• Instructions to follow:
Output the material below word for word, with every line in its original order.

• Data provided:
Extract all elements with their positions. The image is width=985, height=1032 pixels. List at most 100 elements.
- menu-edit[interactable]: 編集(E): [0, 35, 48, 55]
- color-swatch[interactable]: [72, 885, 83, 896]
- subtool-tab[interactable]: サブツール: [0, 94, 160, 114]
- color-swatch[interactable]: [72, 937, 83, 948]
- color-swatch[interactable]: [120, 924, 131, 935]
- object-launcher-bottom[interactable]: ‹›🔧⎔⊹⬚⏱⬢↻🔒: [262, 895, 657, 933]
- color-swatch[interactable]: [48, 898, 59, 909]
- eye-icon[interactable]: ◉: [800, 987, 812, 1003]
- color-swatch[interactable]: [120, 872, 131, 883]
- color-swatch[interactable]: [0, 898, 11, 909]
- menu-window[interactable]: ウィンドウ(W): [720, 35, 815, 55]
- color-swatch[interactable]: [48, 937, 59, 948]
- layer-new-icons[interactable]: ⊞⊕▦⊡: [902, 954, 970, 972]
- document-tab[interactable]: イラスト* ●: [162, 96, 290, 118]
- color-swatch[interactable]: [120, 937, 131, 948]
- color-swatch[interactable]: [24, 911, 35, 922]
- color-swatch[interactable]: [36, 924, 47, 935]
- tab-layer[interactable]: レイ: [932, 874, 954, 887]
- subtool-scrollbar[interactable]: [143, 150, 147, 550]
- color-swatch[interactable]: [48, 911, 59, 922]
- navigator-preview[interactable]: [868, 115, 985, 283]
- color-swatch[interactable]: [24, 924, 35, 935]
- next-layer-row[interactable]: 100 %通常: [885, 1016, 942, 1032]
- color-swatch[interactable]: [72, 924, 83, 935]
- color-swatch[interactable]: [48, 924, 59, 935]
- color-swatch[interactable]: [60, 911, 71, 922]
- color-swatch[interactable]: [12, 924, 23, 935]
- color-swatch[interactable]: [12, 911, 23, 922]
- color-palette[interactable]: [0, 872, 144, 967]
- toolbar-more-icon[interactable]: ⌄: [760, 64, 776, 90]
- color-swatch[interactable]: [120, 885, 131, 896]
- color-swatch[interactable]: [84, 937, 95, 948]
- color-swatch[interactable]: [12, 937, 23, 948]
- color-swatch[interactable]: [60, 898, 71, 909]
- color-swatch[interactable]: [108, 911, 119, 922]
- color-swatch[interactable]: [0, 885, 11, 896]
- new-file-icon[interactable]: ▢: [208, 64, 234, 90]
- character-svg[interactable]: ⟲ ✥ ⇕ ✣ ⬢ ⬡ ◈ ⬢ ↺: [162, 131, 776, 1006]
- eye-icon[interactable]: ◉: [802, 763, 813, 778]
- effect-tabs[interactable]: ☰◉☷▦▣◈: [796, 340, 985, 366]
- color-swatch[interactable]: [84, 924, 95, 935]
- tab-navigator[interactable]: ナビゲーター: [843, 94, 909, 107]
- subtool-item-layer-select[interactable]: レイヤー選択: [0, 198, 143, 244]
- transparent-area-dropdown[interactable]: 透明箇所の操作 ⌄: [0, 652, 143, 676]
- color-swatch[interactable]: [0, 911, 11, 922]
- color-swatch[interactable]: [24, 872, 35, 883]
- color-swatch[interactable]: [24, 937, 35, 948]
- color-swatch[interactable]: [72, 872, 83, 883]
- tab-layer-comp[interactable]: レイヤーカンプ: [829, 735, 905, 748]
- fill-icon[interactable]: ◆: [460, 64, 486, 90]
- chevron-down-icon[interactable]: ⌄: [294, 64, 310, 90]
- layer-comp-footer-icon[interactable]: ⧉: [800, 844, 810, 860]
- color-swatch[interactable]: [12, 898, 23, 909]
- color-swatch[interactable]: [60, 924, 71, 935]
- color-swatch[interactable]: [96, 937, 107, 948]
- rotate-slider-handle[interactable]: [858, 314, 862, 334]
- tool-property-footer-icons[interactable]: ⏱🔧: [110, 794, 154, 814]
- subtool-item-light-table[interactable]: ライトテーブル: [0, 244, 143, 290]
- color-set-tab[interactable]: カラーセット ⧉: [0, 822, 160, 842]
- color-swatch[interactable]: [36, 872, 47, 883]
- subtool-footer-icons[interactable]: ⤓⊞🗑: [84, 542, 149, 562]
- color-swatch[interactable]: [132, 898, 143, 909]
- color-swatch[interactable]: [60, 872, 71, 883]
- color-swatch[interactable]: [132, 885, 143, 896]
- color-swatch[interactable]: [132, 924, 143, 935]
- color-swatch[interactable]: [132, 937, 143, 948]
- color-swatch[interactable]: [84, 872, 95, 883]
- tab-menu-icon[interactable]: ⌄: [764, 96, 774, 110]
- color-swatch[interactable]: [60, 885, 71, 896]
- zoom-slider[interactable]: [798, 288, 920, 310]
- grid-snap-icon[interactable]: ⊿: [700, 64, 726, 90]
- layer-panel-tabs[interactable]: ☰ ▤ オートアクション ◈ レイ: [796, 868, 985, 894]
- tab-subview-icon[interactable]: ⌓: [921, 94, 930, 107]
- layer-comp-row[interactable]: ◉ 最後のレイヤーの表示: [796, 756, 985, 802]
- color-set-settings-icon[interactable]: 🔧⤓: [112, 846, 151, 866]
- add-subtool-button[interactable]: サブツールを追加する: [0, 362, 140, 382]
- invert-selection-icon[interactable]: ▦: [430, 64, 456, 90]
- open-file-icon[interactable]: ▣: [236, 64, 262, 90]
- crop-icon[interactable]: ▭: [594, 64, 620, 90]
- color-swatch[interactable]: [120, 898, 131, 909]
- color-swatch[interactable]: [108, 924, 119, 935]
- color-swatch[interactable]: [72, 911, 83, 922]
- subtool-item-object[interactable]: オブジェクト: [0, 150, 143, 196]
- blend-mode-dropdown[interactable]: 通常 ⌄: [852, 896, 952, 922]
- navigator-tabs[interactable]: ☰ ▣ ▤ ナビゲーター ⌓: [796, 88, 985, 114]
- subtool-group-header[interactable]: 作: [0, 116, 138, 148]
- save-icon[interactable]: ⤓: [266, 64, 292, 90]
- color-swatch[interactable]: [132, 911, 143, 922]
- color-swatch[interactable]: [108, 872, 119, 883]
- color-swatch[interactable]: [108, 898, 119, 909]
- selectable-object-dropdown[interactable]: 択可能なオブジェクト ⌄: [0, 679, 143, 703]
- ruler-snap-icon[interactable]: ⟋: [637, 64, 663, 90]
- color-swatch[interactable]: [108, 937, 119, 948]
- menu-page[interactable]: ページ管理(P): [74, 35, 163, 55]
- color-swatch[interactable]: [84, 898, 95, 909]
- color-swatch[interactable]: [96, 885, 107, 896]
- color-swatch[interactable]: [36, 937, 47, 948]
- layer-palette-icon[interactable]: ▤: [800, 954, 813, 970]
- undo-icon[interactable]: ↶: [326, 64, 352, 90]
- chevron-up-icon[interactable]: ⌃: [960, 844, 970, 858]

• Expected answer:
Extract all elements with their positions. The image is width=985, height=1032 pixels. List at most 100 elements.
- menu-edit[interactable]: 編集(E): [0, 35, 48, 55]
- color-swatch[interactable]: [72, 885, 83, 896]
- subtool-tab[interactable]: サブツール: [0, 94, 160, 114]
- color-swatch[interactable]: [72, 937, 83, 948]
- color-swatch[interactable]: [120, 924, 131, 935]
- object-launcher-bottom[interactable]: ‹›🔧⎔⊹⬚⏱⬢↻🔒: [262, 895, 657, 933]
- color-swatch[interactable]: [48, 898, 59, 909]
- eye-icon[interactable]: ◉: [800, 987, 812, 1003]
- color-swatch[interactable]: [120, 872, 131, 883]
- color-swatch[interactable]: [0, 898, 11, 909]
- menu-window[interactable]: ウィンドウ(W): [720, 35, 815, 55]
- color-swatch[interactable]: [48, 937, 59, 948]
- layer-new-icons[interactable]: ⊞⊕▦⊡: [902, 954, 970, 972]
- document-tab[interactable]: イラスト* ●: [162, 96, 290, 118]
- color-swatch[interactable]: [120, 937, 131, 948]
- color-swatch[interactable]: [24, 911, 35, 922]
- color-swatch[interactable]: [36, 924, 47, 935]
- tab-layer[interactable]: レイ: [932, 874, 954, 887]
- subtool-scrollbar[interactable]: [143, 150, 147, 550]
- color-swatch[interactable]: [48, 911, 59, 922]
- navigator-preview[interactable]: [868, 115, 985, 283]
- color-swatch[interactable]: [24, 924, 35, 935]
- next-layer-row[interactable]: 100 %通常: [885, 1016, 942, 1032]
- color-swatch[interactable]: [72, 924, 83, 935]
- color-swatch[interactable]: [48, 924, 59, 935]
- color-swatch[interactable]: [60, 911, 71, 922]
- color-swatch[interactable]: [12, 924, 23, 935]
- color-swatch[interactable]: [12, 911, 23, 922]
- color-palette[interactable]: [0, 872, 144, 967]
- toolbar-more-icon[interactable]: ⌄: [760, 64, 776, 90]
- color-swatch[interactable]: [120, 885, 131, 896]
- color-swatch[interactable]: [84, 937, 95, 948]
- color-swatch[interactable]: [12, 937, 23, 948]
- color-swatch[interactable]: [60, 898, 71, 909]
- color-swatch[interactable]: [108, 911, 119, 922]
- color-swatch[interactable]: [0, 885, 11, 896]
- new-file-icon[interactable]: ▢: [208, 64, 234, 90]
- character-svg[interactable]: ⟲ ✥ ⇕ ✣ ⬢ ⬡ ◈ ⬢ ↺: [162, 131, 776, 1006]
- eye-icon[interactable]: ◉: [802, 763, 813, 778]
- effect-tabs[interactable]: ☰◉☷▦▣◈: [796, 340, 985, 366]
- color-swatch[interactable]: [84, 924, 95, 935]
- tab-navigator[interactable]: ナビゲーター: [843, 94, 909, 107]
- subtool-item-layer-select[interactable]: レイヤー選択: [0, 198, 143, 244]
- transparent-area-dropdown[interactable]: 透明箇所の操作 ⌄: [0, 652, 143, 676]
- color-swatch[interactable]: [0, 911, 11, 922]
- color-swatch[interactable]: [24, 872, 35, 883]
- color-swatch[interactable]: [24, 937, 35, 948]
- color-swatch[interactable]: [72, 872, 83, 883]
- tab-layer-comp[interactable]: レイヤーカンプ: [829, 735, 905, 748]
- fill-icon[interactable]: ◆: [460, 64, 486, 90]
- chevron-down-icon[interactable]: ⌄: [294, 64, 310, 90]
- layer-comp-footer-icon[interactable]: ⧉: [800, 844, 810, 860]
- color-swatch[interactable]: [12, 898, 23, 909]
- color-swatch[interactable]: [60, 924, 71, 935]
- color-swatch[interactable]: [96, 937, 107, 948]
- rotate-slider-handle[interactable]: [858, 314, 862, 334]
- tool-property-footer-icons[interactable]: ⏱🔧: [110, 794, 154, 814]
- subtool-item-light-table[interactable]: ライトテーブル: [0, 244, 143, 290]
- color-set-tab[interactable]: カラーセット ⧉: [0, 822, 160, 842]
- color-swatch[interactable]: [36, 872, 47, 883]
- subtool-footer-icons[interactable]: ⤓⊞🗑: [84, 542, 149, 562]
- color-swatch[interactable]: [132, 898, 143, 909]
- color-swatch[interactable]: [60, 872, 71, 883]
- color-swatch[interactable]: [132, 885, 143, 896]
- color-swatch[interactable]: [132, 924, 143, 935]
- color-swatch[interactable]: [132, 937, 143, 948]
- color-swatch[interactable]: [84, 872, 95, 883]
- tab-menu-icon[interactable]: ⌄: [764, 96, 774, 110]
- color-swatch[interactable]: [60, 885, 71, 896]
- zoom-slider[interactable]: [798, 288, 920, 310]
- grid-snap-icon[interactable]: ⊿: [700, 64, 726, 90]
- layer-panel-tabs[interactable]: ☰ ▤ オートアクション ◈ レイ: [796, 868, 985, 894]
- tab-subview-icon[interactable]: ⌓: [921, 94, 930, 107]
- layer-comp-row[interactable]: ◉ 最後のレイヤーの表示: [796, 756, 985, 802]
- color-set-settings-icon[interactable]: 🔧⤓: [112, 846, 151, 866]
- add-subtool-button[interactable]: サブツールを追加する: [0, 362, 140, 382]
- invert-selection-icon[interactable]: ▦: [430, 64, 456, 90]
- open-file-icon[interactable]: ▣: [236, 64, 262, 90]
- crop-icon[interactable]: ▭: [594, 64, 620, 90]
- color-swatch[interactable]: [120, 898, 131, 909]
- color-swatch[interactable]: [108, 924, 119, 935]
- color-swatch[interactable]: [72, 911, 83, 922]
- subtool-item-object[interactable]: オブジェクト: [0, 150, 143, 196]
- blend-mode-dropdown[interactable]: 通常 ⌄: [852, 896, 952, 922]
- navigator-tabs[interactable]: ☰ ▣ ▤ ナビゲーター ⌓: [796, 88, 985, 114]
- subtool-group-header[interactable]: 作: [0, 116, 138, 148]
- save-icon[interactable]: ⤓: [266, 64, 292, 90]
- color-swatch[interactable]: [132, 911, 143, 922]
- color-swatch[interactable]: [108, 872, 119, 883]
- color-swatch[interactable]: [108, 898, 119, 909]
- selectable-object-dropdown[interactable]: 択可能なオブジェクト ⌄: [0, 679, 143, 703]
- ruler-snap-icon[interactable]: ⟋: [637, 64, 663, 90]
- color-swatch[interactable]: [108, 937, 119, 948]
- menu-page[interactable]: ページ管理(P): [74, 35, 163, 55]
- color-swatch[interactable]: [84, 898, 95, 909]
- color-swatch[interactable]: [96, 885, 107, 896]
- color-swatch[interactable]: [36, 937, 47, 948]
- layer-palette-icon[interactable]: ▤: [800, 954, 813, 970]
- undo-icon[interactable]: ↶: [326, 64, 352, 90]
- chevron-up-icon[interactable]: ⌃: [960, 844, 970, 858]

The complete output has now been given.